— WRITTEN TASK —
Find the word "Российской" in the records below. List each line containing it.
Begin DATASET EXCERPTS
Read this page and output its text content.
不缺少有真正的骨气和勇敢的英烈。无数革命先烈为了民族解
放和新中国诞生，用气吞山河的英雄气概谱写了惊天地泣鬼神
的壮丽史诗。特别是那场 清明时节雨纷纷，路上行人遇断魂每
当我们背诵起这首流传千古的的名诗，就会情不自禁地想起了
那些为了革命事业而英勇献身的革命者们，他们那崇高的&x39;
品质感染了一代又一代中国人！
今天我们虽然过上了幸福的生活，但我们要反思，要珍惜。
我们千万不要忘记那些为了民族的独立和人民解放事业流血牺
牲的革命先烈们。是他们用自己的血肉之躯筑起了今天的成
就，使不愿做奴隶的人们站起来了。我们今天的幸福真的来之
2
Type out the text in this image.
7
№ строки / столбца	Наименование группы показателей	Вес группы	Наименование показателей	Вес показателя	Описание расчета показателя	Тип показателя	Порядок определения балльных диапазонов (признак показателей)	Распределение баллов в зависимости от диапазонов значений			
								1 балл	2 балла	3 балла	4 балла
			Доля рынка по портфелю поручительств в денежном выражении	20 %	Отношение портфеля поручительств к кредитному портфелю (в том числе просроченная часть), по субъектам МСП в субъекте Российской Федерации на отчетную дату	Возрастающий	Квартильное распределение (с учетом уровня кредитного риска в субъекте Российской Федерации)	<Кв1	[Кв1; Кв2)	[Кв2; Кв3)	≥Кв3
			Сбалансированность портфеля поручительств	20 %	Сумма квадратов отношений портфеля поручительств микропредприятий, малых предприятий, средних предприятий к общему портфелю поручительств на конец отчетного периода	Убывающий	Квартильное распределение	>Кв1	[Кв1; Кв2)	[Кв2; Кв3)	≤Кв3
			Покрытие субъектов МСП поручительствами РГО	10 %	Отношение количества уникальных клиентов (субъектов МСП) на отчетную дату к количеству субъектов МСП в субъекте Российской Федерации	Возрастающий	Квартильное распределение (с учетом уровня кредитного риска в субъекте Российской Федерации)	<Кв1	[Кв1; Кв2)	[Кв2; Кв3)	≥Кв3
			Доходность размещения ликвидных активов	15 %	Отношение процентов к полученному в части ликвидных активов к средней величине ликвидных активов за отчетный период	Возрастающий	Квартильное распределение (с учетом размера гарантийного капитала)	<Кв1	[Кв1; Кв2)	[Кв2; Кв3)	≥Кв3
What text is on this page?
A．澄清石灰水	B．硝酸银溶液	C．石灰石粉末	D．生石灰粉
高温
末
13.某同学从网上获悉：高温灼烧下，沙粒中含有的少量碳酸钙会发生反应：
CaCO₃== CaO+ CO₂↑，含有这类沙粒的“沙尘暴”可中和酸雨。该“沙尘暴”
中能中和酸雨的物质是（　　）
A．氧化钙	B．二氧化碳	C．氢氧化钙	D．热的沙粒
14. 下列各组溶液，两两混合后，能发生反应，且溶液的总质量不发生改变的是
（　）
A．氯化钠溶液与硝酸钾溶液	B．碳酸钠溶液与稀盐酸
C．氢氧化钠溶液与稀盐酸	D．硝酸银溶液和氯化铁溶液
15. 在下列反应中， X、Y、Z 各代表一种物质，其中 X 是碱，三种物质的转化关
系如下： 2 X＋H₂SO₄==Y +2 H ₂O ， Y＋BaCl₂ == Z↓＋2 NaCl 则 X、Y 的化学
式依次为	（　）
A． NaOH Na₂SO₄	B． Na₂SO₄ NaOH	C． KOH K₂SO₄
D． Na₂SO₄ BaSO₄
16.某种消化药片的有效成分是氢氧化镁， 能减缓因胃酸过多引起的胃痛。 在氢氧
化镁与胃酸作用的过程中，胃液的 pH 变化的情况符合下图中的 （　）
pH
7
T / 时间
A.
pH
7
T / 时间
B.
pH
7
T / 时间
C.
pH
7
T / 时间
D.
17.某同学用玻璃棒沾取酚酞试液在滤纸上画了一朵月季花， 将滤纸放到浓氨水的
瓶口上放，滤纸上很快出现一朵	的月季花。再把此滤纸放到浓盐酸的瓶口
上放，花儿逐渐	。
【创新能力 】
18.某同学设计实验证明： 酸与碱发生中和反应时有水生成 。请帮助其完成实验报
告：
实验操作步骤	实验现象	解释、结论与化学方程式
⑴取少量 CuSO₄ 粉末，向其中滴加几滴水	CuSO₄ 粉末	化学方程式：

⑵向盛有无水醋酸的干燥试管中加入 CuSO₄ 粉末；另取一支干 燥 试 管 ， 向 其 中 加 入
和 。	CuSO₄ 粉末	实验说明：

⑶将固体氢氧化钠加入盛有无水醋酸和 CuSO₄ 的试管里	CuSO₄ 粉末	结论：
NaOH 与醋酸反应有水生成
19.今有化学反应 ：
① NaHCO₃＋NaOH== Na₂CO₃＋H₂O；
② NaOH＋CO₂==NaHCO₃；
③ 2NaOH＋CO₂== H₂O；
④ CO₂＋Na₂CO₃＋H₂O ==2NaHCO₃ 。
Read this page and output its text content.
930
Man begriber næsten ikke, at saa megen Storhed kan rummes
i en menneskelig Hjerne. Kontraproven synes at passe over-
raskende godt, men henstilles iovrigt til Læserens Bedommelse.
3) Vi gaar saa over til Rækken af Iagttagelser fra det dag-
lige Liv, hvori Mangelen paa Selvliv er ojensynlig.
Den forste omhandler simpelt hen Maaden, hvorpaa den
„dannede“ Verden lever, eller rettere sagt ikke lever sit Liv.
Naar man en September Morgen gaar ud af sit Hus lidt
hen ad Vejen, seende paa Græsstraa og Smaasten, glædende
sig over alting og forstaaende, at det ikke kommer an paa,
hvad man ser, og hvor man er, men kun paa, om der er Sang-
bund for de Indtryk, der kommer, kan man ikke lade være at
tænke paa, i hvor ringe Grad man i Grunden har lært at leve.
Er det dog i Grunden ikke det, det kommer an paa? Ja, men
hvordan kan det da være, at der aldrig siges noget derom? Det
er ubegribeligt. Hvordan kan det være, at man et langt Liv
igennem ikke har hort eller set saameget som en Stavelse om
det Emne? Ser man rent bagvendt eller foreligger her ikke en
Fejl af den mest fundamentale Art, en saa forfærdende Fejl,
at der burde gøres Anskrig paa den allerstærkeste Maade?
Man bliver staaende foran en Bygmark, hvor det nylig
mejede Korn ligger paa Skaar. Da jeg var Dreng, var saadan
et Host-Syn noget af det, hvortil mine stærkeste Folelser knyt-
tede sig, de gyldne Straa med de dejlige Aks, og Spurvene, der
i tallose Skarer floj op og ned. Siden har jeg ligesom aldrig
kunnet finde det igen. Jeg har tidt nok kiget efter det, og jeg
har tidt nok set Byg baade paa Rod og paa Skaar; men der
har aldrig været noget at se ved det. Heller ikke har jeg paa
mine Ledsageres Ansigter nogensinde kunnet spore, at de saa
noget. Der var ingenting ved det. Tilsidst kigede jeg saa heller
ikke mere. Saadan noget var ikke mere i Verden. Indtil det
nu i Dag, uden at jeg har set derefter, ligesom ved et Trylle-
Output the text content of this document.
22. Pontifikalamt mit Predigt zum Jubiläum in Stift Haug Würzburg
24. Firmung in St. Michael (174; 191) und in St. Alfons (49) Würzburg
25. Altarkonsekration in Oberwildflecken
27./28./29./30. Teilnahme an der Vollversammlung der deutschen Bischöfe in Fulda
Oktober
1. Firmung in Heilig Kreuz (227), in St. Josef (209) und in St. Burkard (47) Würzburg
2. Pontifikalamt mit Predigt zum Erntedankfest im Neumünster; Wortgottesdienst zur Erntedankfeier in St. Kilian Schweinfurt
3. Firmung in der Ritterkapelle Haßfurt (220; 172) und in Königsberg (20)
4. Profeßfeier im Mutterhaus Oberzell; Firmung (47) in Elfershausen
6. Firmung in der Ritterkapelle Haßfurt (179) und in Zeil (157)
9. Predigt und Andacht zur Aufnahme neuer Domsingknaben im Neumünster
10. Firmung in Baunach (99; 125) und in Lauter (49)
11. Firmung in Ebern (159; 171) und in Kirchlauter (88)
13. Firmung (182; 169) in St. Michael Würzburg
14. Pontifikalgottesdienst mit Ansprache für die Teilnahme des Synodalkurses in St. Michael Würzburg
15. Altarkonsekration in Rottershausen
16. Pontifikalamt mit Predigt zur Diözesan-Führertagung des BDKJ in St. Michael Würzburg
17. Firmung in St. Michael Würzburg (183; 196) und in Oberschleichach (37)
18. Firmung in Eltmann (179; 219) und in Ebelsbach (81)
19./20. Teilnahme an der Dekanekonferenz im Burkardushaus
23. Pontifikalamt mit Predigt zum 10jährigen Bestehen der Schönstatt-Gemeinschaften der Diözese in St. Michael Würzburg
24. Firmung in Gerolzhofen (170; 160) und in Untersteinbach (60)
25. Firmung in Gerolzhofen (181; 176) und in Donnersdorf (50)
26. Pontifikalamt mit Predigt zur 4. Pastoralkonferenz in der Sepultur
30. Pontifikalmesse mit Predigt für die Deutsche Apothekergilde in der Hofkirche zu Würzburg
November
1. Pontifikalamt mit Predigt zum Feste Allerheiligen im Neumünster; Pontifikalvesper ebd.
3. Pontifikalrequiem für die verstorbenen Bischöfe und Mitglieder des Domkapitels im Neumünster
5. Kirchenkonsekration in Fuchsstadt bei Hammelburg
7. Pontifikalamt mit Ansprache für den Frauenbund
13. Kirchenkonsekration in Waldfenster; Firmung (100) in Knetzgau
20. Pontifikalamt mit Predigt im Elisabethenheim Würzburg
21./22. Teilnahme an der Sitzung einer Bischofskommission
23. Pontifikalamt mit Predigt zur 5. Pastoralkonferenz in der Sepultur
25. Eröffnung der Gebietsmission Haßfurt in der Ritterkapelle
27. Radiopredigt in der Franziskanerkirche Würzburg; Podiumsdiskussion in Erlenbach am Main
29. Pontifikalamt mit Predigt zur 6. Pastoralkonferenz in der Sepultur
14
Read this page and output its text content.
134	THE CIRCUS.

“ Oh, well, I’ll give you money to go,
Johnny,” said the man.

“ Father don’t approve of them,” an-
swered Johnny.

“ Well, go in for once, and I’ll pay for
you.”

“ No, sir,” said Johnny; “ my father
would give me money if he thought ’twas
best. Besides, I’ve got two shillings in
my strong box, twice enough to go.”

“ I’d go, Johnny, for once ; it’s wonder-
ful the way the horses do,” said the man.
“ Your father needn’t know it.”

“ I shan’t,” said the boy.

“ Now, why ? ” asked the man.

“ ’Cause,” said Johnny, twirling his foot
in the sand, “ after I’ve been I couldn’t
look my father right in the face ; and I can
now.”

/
End DATASET EXCERPTS
— RESPONSE TO THIS TASK —
			Доля рынка по портфелю поручительств в денежном выражении	20 %	Отношение портфеля поручительств к кредитному портфелю (в том числе просроченная часть), по субъектам МСП в субъекте Российской Федерации на отчетную дату	Возрастающий	Квартильное распределение (с учетом уровня кредитного риска в субъекте Российской Федерации)	<Кв1	[Кв1; Кв2)	[Кв2; Кв3)	≥Кв3
			Покрытие субъектов МСП поручительствами РГО	10 %	Отношение количества уникальных клиентов (субъектов МСП) на отчетную дату к количеству субъектов МСП в субъекте Российской Федерации	Возрастающий	Квартильное распределение (с учетом уровня кредитного риска в субъекте Российской Федерации)	<Кв1	[Кв1; Кв2)	[Кв2; Кв3)	≥Кв3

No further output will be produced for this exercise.